_Raw records_:
+--

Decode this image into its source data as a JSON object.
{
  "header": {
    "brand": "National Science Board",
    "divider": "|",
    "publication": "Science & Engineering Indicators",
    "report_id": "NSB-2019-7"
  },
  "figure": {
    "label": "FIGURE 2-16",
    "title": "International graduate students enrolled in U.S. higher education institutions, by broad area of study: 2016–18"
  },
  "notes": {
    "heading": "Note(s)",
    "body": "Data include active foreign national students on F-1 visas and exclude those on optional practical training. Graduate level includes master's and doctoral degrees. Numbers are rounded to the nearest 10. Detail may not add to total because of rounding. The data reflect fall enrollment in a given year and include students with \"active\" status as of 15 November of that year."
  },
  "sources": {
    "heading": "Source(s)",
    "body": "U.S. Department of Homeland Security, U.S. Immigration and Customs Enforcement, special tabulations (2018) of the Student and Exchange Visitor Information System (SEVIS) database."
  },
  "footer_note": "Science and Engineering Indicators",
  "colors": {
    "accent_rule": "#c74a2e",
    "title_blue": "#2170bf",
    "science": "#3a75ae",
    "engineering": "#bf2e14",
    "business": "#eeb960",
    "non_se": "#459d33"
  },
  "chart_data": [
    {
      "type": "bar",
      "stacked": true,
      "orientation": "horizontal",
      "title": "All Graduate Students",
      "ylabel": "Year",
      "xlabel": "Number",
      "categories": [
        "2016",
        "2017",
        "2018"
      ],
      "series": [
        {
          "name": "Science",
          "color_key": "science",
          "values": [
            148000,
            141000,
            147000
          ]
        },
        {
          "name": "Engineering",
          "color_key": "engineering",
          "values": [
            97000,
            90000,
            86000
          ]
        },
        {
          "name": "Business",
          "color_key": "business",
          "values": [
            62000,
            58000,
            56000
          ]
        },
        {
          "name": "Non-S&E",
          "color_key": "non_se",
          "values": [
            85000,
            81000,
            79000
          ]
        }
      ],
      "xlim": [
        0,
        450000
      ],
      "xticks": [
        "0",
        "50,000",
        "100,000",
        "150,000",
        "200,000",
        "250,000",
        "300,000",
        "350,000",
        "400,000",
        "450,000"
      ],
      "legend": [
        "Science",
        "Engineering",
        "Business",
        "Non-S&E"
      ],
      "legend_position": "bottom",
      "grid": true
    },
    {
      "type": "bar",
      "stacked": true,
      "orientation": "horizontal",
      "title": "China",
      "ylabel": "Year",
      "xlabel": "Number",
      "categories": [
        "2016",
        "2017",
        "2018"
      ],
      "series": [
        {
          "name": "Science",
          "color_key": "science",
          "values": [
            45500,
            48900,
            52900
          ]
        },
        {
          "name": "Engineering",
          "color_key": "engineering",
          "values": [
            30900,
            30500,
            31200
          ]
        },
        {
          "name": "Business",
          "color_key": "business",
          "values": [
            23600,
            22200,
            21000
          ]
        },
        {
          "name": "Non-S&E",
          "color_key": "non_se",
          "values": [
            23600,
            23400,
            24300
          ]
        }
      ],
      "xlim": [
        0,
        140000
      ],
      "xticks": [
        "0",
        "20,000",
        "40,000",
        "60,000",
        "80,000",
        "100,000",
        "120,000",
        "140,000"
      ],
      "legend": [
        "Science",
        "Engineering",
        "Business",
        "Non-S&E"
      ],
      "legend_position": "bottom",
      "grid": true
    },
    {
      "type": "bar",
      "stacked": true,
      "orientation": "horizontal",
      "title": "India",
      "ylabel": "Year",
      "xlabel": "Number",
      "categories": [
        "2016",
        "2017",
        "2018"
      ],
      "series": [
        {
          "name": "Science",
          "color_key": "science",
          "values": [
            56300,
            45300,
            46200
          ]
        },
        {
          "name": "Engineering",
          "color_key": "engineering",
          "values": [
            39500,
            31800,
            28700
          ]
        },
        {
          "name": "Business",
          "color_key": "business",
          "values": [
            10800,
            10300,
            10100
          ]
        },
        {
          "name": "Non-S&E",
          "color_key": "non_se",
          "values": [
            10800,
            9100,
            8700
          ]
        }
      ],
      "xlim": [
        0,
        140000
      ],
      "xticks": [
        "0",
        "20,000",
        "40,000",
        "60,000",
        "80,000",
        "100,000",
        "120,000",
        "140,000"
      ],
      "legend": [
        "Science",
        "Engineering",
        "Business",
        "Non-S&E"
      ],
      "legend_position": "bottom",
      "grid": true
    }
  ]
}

+--

_Written instruction_: Copy down the material exactly as written.

_Output of the task_:
Decode this image into its source data as a JSON object.
{
  "header": {
    "brand": "National Science Board",
    "divider": "|",
    "publication": "Science & Engineering Indicators",
    "report_id": "NSB-2019-7"
  },
  "figure": {
    "label": "FIGURE 2-16",
    "title": "International graduate students enrolled in U.S. higher education institutions, by broad area of study: 2016–18"
  },
  "notes": {
    "heading": "Note(s)",
    "body": "Data include active foreign national students on F-1 visas and exclude those on optional practical training. Graduate level includes master's and doctoral degrees. Numbers are rounded to the nearest 10. Detail may not add to total because of rounding. The data reflect fall enrollment in a given year and include students with \"active\" status as of 15 November of that year."
  },
  "sources": {
    "heading": "Source(s)",
    "body": "U.S. Department of Homeland Security, U.S. Immigration and Customs Enforcement, special tabulations (2018) of the Student and Exchange Visitor Information System (SEVIS) database."
  },
  "footer_note": "Science and Engineering Indicators",
  "colors": {
    "accent_rule": "#c74a2e",
    "title_blue": "#2170bf",
    "science": "#3a75ae",
    "engineering": "#bf2e14",
    "business": "#eeb960",
    "non_se": "#459d33"
  },
  "chart_data": [
    {
      "type": "bar",
      "stacked": true,
      "orientation": "horizontal",
      "title": "All Graduate Students",
      "ylabel": "Year",
      "xlabel": "Number",
      "categories": [
        "2016",
        "2017",
        "2018"
      ],
      "series": [
        {
          "name": "Science",
          "color_key": "science",
          "values": [
            148000,
            141000,
            147000
          ]
        },
        {
          "name": "Engineering",
          "color_key": "engineering",
          "values": [
            97000,
            90000,
            86000
          ]
        },
        {
          "name": "Business",
          "color_key": "business",
          "values": [
            62000,
            58000,
            56000
          ]
        },
        {
          "name": "Non-S&E",
          "color_key": "non_se",
          "values": [
            85000,
            81000,
            79000
          ]
        }
      ],
      "xlim": [
        0,
        450000
      ],
      "xticks": [
        "0",
        "50,000",
        "100,000",
        "150,000",
        "200,000",
        "250,000",
        "300,000",
        "350,000",
        "400,000",
        "450,000"
      ],
      "legend": [
        "Science",
        "Engineering",
        "Business",
        "Non-S&E"
      ],
      "legend_position": "bottom",
      "grid": true
    },
    {
      "type": "bar",
      "stacked": true,
      "orientation": "horizontal",
      "title": "China",
      "ylabel": "Year",
      "xlabel": "Number",
      "categories": [
        "2016",
        "2017",
        "2018"
      ],
      "series": [
        {
          "name": "Science",
          "color_key": "science",
          "values": [
            45500,
            48900,
            52900
          ]
        },
        {
          "name": "Engineering",
          "color_key": "engineering",
          "values": [
            30900,
            30500,
            31200
          ]
        },
        {
          "name": "Business",
          "color_key": "business",
          "values": [
            23600,
            22200,
            21000
          ]
        },
        {
          "name": "Non-S&E",
          "color_key": "non_se",
          "values": [
            23600,
            23400,
            24300
          ]
        }
      ],
      "xlim": [
        0,
        140000
      ],
      "xticks": [
        "0",
        "20,000",
        "40,000",
        "60,000",
        "80,000",
        "100,000",
        "120,000",
        "140,000"
      ],
      "legend": [
        "Science",
        "Engineering",
        "Business",
        "Non-S&E"
      ],
      "legend_position": "bottom",
      "grid": true
    },
    {
      "type": "bar",
      "stacked": true,
      "orientation": "horizontal",
      "title": "India",
      "ylabel": "Year",
      "xlabel": "Number",
      "categories": [
        "2016",
        "2017",
        "2018"
      ],
      "series": [
        {
          "name": "Science",
          "color_key": "science",
          "values": [
            56300,
            45300,
            46200
          ]
        },
        {
          "name": "Engineering",
          "color_key": "engineering",
          "values": [
            39500,
            31800,
            28700
          ]
        },
        {
          "name": "Business",
          "color_key": "business",
          "values": [
            10800,
            10300,
            10100
          ]
        },
        {
          "name": "Non-S&E",
          "color_key": "non_se",
          "values": [
            10800,
            9100,
            8700
          ]
        }
      ],
      "xlim": [
        0,
        140000
      ],
      "xticks": [
        "0",
        "20,000",
        "40,000",
        "60,000",
        "80,000",
        "100,000",
        "120,000",
        "140,000"
      ],
      "legend": [
        "Science",
        "Engineering",
        "Business",
        "Non-S&E"
      ],
      "legend_position": "bottom",
      "grid": true
    }
  ]
}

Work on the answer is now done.